- [DATA IN THIS EXERCISE]:
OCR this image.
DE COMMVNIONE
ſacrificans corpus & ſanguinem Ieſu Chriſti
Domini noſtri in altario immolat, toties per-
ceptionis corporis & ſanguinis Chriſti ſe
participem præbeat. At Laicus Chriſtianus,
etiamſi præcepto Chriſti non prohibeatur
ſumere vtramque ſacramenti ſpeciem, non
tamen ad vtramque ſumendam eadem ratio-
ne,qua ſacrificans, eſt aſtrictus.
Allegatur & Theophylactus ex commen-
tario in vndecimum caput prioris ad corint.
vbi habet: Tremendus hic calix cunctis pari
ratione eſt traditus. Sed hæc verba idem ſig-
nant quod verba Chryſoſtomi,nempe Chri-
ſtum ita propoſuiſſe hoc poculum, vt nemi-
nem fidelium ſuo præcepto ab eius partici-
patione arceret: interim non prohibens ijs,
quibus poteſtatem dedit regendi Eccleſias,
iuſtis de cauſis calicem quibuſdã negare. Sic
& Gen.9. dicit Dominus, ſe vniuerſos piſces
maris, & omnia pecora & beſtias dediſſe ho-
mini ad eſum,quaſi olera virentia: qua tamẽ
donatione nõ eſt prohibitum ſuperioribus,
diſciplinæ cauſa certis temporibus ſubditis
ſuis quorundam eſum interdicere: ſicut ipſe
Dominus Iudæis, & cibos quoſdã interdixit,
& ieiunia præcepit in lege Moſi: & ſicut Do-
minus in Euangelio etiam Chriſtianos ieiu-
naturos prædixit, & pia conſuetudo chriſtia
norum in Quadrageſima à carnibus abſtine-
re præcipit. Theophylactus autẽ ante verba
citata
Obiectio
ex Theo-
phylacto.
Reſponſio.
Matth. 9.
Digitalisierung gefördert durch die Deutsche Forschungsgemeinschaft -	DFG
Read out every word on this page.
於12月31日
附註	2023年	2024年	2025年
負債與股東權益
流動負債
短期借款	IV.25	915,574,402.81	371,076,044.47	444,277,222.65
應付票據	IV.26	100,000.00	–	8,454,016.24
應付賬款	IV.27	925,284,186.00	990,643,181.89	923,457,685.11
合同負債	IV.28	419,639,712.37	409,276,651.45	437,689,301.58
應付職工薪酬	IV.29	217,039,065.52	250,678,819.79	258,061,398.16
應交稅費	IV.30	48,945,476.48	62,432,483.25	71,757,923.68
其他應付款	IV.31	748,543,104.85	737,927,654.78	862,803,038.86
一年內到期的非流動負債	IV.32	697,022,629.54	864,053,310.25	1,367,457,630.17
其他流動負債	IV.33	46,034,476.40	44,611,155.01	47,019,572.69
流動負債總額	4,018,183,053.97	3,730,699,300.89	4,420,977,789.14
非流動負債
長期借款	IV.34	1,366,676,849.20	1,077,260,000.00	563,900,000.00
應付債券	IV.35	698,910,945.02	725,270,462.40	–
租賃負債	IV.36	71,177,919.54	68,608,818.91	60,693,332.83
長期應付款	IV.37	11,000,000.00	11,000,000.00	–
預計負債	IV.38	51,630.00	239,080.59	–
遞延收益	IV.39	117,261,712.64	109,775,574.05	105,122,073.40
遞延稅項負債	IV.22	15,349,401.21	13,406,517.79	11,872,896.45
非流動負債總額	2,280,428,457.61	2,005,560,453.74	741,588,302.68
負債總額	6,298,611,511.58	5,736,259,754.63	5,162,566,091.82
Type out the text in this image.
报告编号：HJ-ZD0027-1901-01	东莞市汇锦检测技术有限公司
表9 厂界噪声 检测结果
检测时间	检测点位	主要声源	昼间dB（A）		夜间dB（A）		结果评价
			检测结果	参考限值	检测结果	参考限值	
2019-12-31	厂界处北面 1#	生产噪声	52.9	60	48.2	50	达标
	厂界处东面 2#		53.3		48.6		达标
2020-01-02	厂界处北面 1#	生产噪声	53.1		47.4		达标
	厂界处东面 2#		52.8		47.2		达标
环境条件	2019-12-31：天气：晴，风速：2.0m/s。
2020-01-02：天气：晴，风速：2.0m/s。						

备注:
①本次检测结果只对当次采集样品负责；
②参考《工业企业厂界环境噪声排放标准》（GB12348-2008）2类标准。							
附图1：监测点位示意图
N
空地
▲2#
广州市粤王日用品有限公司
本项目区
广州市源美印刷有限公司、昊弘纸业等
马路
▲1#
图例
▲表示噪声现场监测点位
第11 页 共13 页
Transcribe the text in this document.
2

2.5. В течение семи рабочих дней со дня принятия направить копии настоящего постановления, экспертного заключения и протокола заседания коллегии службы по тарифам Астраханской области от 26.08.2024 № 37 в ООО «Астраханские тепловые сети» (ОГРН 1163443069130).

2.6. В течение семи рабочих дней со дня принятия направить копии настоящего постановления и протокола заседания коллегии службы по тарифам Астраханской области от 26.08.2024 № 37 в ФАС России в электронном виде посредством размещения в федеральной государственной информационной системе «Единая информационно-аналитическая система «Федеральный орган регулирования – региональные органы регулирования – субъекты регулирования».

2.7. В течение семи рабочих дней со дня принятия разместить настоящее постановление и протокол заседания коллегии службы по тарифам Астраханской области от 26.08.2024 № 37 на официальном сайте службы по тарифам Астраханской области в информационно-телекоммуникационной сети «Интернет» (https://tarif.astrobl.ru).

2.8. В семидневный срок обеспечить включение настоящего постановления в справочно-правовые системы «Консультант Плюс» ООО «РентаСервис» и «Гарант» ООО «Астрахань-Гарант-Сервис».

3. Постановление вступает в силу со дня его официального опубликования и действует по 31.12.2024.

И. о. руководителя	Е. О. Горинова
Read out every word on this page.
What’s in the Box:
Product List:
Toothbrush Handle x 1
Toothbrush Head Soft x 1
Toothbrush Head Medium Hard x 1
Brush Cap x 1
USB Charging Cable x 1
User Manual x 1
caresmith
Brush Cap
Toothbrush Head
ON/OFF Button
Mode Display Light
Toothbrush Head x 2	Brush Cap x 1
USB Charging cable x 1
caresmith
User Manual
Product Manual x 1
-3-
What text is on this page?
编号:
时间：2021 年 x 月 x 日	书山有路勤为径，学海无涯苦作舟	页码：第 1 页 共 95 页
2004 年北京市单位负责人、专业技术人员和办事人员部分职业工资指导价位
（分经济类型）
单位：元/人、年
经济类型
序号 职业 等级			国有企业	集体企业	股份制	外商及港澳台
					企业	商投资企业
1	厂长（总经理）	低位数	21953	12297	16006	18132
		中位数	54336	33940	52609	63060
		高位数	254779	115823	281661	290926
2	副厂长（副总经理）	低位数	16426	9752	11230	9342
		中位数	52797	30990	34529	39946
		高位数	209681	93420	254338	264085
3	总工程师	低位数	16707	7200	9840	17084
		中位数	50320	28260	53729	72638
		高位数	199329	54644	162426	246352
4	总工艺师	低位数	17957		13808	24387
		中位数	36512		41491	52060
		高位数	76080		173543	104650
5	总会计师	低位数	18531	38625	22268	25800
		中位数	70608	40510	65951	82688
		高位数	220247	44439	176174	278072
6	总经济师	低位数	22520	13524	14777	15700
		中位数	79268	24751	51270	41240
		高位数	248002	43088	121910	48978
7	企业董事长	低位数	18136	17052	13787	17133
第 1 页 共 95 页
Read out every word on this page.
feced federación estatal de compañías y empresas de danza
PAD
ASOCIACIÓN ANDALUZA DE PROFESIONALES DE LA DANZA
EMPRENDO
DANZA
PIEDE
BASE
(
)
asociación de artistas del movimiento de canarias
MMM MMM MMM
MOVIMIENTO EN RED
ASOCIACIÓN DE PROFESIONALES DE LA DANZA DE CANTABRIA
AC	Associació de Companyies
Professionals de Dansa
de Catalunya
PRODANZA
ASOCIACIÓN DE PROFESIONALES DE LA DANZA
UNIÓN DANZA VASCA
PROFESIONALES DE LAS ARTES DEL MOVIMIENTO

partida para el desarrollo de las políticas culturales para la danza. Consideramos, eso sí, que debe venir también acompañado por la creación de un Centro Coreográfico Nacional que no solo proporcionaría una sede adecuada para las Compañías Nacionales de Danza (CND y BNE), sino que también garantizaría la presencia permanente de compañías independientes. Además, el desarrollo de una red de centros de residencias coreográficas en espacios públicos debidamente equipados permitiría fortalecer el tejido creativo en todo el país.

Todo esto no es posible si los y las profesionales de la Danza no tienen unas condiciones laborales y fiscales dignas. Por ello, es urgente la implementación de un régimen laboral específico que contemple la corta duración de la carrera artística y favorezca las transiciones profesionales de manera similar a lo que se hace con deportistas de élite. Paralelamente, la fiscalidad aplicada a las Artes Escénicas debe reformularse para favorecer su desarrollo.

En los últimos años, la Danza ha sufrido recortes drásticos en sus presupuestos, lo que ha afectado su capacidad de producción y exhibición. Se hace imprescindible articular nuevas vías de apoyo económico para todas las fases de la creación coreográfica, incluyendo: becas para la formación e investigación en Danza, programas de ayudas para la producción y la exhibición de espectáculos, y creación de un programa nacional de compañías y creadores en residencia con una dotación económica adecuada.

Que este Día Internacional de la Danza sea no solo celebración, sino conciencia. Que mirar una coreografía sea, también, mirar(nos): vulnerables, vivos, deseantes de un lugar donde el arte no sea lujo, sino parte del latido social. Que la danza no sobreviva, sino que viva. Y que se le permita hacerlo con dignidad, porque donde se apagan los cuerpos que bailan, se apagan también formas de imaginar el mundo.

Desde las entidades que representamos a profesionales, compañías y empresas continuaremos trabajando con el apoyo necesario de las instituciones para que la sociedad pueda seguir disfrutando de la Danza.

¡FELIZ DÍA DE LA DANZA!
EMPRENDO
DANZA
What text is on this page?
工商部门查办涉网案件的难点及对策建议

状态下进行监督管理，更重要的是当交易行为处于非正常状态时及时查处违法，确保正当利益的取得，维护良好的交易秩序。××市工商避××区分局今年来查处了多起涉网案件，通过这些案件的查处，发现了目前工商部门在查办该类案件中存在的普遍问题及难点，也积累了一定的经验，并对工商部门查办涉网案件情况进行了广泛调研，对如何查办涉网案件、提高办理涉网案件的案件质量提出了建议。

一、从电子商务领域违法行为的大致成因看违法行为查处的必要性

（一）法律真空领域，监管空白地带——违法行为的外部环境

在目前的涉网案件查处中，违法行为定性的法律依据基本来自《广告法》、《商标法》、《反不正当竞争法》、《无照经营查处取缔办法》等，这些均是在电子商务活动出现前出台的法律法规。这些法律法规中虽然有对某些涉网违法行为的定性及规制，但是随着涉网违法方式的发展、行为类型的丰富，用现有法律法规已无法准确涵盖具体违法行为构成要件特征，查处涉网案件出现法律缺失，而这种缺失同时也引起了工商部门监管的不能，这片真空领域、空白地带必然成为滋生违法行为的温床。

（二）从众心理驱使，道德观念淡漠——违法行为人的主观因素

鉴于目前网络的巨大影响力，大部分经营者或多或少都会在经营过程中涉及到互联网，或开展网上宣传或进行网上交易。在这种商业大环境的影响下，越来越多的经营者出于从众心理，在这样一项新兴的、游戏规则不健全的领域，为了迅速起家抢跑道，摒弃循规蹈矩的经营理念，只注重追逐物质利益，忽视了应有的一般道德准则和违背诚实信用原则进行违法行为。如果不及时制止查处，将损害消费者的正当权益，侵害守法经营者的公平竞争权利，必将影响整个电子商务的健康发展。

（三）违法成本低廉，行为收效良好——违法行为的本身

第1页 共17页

- [GIVEN EXERCISE]:
Find how many lines in the material hold the word "eſum" and state that number alone.

- [RESULT OF THIS TASK]:
2